Record set |
--------------------

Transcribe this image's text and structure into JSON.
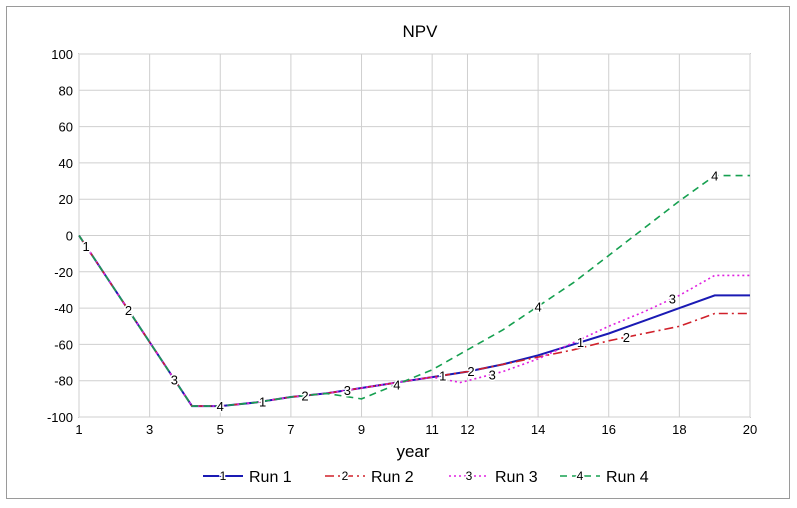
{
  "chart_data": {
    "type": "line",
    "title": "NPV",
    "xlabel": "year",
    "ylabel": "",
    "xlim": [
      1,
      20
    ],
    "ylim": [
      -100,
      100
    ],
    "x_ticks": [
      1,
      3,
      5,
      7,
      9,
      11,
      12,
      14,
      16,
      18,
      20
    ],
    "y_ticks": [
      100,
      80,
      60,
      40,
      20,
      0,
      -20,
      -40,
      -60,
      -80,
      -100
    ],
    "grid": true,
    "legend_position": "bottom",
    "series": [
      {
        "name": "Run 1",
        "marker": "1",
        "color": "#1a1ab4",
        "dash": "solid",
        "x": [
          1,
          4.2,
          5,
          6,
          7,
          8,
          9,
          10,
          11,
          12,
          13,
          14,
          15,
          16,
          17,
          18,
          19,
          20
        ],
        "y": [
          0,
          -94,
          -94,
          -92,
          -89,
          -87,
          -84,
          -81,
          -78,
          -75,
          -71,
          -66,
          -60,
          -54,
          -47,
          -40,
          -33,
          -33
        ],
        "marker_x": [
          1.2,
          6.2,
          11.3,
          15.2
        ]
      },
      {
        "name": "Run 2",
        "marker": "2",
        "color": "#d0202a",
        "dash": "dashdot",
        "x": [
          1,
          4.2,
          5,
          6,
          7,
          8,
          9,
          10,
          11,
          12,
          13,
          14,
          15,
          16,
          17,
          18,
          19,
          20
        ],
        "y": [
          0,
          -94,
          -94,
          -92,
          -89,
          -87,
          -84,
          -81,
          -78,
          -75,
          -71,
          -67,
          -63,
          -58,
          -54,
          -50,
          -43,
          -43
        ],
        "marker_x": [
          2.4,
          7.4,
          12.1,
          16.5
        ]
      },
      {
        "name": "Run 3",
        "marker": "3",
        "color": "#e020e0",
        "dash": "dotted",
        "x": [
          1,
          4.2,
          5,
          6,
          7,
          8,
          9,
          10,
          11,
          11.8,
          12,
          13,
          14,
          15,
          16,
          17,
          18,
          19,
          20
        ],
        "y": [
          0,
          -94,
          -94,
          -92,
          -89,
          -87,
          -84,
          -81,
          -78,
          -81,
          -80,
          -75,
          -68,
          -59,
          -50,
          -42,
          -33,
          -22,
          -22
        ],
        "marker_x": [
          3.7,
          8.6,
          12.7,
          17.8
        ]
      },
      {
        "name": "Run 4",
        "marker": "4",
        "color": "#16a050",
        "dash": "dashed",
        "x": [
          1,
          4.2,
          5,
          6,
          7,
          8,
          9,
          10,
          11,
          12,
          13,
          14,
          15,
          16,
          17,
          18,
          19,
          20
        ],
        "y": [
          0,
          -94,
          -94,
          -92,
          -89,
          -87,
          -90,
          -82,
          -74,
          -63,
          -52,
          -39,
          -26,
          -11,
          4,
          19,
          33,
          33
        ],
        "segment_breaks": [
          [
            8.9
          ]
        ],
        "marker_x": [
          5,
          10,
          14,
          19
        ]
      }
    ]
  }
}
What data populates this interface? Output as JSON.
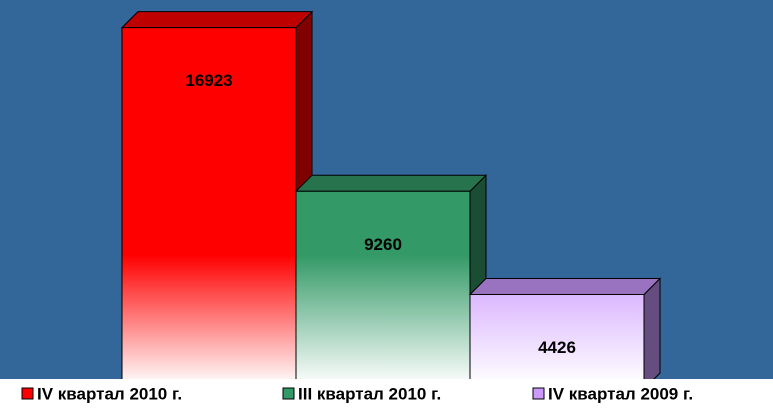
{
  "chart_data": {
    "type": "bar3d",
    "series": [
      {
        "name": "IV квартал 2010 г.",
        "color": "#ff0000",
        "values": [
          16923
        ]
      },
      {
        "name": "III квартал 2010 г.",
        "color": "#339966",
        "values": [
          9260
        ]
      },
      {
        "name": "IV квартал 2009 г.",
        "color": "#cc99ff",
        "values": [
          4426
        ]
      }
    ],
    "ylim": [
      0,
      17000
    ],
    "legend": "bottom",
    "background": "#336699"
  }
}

--------------------

Where a line above contains the string "this", copy that line.

Exercise output |
Transcribe this image's text and structure into JSON.
What data populates this interface? Output as JSON.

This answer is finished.